**Problem statement:**
Emit the entire listing verbatim.

**Given records:**
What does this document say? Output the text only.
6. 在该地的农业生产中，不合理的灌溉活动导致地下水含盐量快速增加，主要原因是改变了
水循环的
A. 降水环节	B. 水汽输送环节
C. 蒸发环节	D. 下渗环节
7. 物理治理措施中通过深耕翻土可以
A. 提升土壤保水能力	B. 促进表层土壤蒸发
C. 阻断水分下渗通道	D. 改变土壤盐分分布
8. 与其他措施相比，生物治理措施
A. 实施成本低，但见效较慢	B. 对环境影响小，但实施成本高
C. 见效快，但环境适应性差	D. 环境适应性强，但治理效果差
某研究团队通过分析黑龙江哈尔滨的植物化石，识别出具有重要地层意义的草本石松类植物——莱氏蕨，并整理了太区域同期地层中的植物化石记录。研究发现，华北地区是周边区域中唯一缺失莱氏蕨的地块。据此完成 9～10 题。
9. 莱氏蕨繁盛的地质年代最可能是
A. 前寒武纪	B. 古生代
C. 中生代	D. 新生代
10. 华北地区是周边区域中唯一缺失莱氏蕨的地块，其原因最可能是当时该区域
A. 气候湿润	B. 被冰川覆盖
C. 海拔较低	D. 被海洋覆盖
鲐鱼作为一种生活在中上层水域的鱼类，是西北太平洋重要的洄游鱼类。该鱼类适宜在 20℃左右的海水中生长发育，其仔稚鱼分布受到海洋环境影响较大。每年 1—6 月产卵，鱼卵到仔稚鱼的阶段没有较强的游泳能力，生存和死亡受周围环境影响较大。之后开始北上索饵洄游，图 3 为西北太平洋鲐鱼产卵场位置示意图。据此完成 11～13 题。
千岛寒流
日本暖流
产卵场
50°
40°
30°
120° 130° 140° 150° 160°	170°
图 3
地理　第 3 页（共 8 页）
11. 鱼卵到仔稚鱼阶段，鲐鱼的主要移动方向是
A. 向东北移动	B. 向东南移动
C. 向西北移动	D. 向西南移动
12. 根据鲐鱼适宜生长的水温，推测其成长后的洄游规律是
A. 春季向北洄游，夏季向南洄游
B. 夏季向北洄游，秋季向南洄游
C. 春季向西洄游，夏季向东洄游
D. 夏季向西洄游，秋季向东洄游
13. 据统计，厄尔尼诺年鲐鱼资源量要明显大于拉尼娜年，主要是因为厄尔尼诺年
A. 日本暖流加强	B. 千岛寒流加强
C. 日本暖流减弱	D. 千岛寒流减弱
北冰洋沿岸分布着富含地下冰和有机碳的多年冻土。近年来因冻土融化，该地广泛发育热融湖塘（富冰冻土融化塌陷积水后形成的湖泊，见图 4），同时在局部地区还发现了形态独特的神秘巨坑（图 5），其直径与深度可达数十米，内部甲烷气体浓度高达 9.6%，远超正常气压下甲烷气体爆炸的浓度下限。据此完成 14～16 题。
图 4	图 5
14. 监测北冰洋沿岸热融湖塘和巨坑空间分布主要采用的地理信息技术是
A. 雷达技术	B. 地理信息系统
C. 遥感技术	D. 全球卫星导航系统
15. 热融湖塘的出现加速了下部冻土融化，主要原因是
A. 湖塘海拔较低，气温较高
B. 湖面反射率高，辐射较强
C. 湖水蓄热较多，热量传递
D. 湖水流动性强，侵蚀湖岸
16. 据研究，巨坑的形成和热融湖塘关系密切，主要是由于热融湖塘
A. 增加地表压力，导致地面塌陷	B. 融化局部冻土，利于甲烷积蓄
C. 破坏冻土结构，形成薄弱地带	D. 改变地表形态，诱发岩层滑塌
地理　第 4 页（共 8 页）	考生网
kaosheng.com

**Result for this exercise:**
What does this document say? Output the text only.
6. 在该地的农业生产中，不合理的灌溉活动导致地下水含盐量快速增加，主要原因是改变了
水循环的
A. 降水环节	B. 水汽输送环节
C. 蒸发环节	D. 下渗环节
7. 物理治理措施中通过深耕翻土可以
A. 提升土壤保水能力	B. 促进表层土壤蒸发
C. 阻断水分下渗通道	D. 改变土壤盐分分布
8. 与其他措施相比，生物治理措施
A. 实施成本低，但见效较慢	B. 对环境影响小，但实施成本高
C. 见效快，但环境适应性差	D. 环境适应性强，但治理效果差
某研究团队通过分析黑龙江哈尔滨的植物化石，识别出具有重要地层意义的草本石松类植物——莱氏蕨，并整理了太区域同期地层中的植物化石记录。研究发现，华北地区是周边区域中唯一缺失莱氏蕨的地块。据此完成 9～10 题。
9. 莱氏蕨繁盛的地质年代最可能是
A. 前寒武纪	B. 古生代
C. 中生代	D. 新生代
10. 华北地区是周边区域中唯一缺失莱氏蕨的地块，其原因最可能是当时该区域
A. 气候湿润	B. 被冰川覆盖
C. 海拔较低	D. 被海洋覆盖
鲐鱼作为一种生活在中上层水域的鱼类，是西北太平洋重要的洄游鱼类。该鱼类适宜在 20℃左右的海水中生长发育，其仔稚鱼分布受到海洋环境影响较大。每年 1—6 月产卵，鱼卵到仔稚鱼的阶段没有较强的游泳能力，生存和死亡受周围环境影响较大。之后开始北上索饵洄游，图 3 为西北太平洋鲐鱼产卵场位置示意图。据此完成 11～13 题。
千岛寒流
日本暖流
产卵场
50°
40°
30°
120° 130° 140° 150° 160°	170°
图 3
地理　第 3 页（共 8 页）
11. 鱼卵到仔稚鱼阶段，鲐鱼的主要移动方向是
A. 向东北移动	B. 向东南移动
C. 向西北移动	D. 向西南移动
12. 根据鲐鱼适宜生长的水温，推测其成长后的洄游规律是
A. 春季向北洄游，夏季向南洄游
B. 夏季向北洄游，秋季向南洄游
C. 春季向西洄游，夏季向东洄游
D. 夏季向西洄游，秋季向东洄游
13. 据统计，厄尔尼诺年鲐鱼资源量要明显大于拉尼娜年，主要是因为厄尔尼诺年
A. 日本暖流加强	B. 千岛寒流加强
C. 日本暖流减弱	D. 千岛寒流减弱
北冰洋沿岸分布着富含地下冰和有机碳的多年冻土。近年来因冻土融化，该地广泛发育热融湖塘（富冰冻土融化塌陷积水后形成的湖泊，见图 4），同时在局部地区还发现了形态独特的神秘巨坑（图 5），其直径与深度可达数十米，内部甲烷气体浓度高达 9.6%，远超正常气压下甲烷气体爆炸的浓度下限。据此完成 14～16 题。
图 4	图 5
14. 监测北冰洋沿岸热融湖塘和巨坑空间分布主要采用的地理信息技术是
A. 雷达技术	B. 地理信息系统
C. 遥感技术	D. 全球卫星导航系统
15. 热融湖塘的出现加速了下部冻土融化，主要原因是
A. 湖塘海拔较低，气温较高
B. 湖面反射率高，辐射较强
C. 湖水蓄热较多，热量传递
D. 湖水流动性强，侵蚀湖岸
16. 据研究，巨坑的形成和热融湖塘关系密切，主要是由于热融湖塘
A. 增加地表压力，导致地面塌陷	B. 融化局部冻土，利于甲烷积蓄
C. 破坏冻土结构，形成薄弱地带	D. 改变地表形态，诱发岩层滑塌
地理　第 4 页（共 8 页）	考生网
kaosheng.com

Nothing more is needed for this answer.